◆ Texto selecionado:
# # #

Uma análise de mais de 200 mil consultas médicas realizadas em 2024 por Médicos Sem Fronteiras (MSF) em seis unidades de saúde na Faixa de Gaza revelou um cenário alarmante: 83% dos pacientes com ferimentos de guerra foram vítimas de armas explosivas, como bombas, mísseis e granadas. O relatório foi publicado nesta quinta-feira (31) na revista científica The Lancet.
Projetadas originalmente para campos de batalha abertos, essas armas vêm sendo utilizadas cada vez mais em zonas urbanas densamente povoadas, gerando destruição em larga escala. “As armas explosivas estão sendo usadas de maneira indiscriminada, causando ferimentos complexos por explosão, fragmentação e calor. Em dois hospitais, observamos que quase 60% dos ferimentos estavam relacionados a esse tipo de armamento”, afirma Meinie Nicolai, ex-coordenadora de emergências da MSF em Gaza.
Civis desprotegidos
A população palestina, forçada a viver em abrigos improvisados após sucessivos deslocamentos, está exposta a ataques constantes. Esses locais não oferecem qualquer proteção eficaz contra o impacto de explosivos de alta potência.

# # #

◆ Os dados:
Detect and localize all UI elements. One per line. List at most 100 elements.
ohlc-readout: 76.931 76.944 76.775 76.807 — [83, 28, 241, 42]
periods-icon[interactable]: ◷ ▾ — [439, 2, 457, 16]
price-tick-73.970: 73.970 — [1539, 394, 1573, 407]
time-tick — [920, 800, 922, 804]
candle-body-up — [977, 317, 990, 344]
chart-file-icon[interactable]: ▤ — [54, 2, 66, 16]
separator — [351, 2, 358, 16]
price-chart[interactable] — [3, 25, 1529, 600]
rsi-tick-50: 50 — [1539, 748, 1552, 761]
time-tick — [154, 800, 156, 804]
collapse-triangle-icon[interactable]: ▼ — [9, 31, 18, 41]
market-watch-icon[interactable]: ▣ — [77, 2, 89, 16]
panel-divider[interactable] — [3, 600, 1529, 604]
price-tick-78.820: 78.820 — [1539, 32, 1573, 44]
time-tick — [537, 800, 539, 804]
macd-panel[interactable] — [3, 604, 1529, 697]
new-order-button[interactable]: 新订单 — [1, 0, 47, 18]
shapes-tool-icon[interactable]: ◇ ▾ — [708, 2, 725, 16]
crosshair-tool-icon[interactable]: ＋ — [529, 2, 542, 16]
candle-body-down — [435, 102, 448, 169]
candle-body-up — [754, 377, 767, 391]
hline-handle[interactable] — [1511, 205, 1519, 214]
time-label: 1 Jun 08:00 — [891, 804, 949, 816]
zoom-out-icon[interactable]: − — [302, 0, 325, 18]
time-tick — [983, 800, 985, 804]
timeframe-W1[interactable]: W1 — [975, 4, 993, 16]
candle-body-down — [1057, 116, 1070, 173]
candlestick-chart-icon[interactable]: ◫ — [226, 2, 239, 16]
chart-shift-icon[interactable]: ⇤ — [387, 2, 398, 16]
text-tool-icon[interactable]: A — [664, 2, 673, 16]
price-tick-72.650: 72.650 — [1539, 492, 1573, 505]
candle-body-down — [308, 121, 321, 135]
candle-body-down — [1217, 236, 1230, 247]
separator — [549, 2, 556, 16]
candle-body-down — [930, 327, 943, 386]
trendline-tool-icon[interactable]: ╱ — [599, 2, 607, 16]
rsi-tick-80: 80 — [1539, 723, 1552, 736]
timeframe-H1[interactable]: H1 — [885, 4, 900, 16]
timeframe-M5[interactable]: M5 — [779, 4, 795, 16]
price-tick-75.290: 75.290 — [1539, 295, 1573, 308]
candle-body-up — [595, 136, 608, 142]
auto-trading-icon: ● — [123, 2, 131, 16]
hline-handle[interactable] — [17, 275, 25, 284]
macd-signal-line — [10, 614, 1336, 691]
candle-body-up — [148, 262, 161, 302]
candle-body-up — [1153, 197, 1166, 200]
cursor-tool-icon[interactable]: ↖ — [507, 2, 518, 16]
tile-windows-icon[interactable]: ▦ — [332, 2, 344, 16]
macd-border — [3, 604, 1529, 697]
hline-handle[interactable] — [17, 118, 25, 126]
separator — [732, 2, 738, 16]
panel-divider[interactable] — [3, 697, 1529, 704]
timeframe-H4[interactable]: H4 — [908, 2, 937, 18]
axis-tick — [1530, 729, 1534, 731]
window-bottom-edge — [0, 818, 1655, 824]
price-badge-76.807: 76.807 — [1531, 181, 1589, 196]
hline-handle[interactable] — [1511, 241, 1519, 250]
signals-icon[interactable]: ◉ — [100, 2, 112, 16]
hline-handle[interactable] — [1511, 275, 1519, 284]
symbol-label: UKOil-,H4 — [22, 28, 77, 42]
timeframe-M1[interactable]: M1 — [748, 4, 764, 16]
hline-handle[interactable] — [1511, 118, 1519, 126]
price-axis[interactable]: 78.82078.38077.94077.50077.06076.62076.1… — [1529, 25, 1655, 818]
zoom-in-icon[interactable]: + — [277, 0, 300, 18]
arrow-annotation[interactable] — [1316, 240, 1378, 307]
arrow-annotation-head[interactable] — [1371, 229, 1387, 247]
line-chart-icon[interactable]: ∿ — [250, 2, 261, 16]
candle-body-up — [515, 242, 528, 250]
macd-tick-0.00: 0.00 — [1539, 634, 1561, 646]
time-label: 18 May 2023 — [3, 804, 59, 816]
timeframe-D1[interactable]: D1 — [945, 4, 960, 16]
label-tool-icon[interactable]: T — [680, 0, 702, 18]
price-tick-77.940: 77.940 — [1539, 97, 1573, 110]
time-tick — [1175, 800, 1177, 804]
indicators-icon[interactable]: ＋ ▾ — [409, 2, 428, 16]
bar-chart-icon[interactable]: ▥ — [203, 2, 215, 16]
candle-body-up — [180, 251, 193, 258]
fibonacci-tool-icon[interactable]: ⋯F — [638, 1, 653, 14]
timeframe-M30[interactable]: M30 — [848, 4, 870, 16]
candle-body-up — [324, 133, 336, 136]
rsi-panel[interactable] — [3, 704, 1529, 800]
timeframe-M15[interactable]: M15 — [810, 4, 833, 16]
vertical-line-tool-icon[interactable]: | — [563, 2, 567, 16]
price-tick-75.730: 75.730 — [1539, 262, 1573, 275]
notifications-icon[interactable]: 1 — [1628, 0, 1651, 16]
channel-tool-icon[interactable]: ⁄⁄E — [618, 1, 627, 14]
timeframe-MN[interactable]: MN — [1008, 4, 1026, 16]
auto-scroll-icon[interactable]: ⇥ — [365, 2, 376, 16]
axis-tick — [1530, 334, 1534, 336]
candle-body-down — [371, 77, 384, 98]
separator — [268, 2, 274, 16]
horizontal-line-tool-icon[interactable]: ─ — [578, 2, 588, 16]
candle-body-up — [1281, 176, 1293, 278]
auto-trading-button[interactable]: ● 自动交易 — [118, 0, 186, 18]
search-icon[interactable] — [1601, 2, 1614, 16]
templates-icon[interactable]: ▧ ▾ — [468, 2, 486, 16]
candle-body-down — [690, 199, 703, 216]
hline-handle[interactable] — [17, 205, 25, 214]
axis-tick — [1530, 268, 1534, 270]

# # #

◆ O que fazer: Por favor, reproduza sem alterações, no texto sobre os ferimentos de guerra em Gaza, tudo o que vai de "Projetadas originalmente para" até "de alta potência.".

◆ Resultado abaixo:
Projetadas originalmente para campos de batalha abertos, essas armas vêm sendo utilizadas cada vez mais em zonas urbanas densamente povoadas, gerando destruição em larga escala. “As armas explosivas estão sendo usadas de maneira indiscriminada, causando ferimentos complexos por explosão, fragmentação e calor. Em dois hospitais, observamos que quase 60% dos ferimentos estavam relacionados a esse tipo de armamento”, afirma Meinie Nicolai, ex-coordenadora de emergências da MSF em Gaza.
Civis desprotegidos
A população palestina, forçada a viver em abrigos improvisados após sucessivos deslocamentos, está exposta a ataques constantes. Esses locais não oferecem qualquer proteção eficaz contra o impacto de explosivos de alta potência.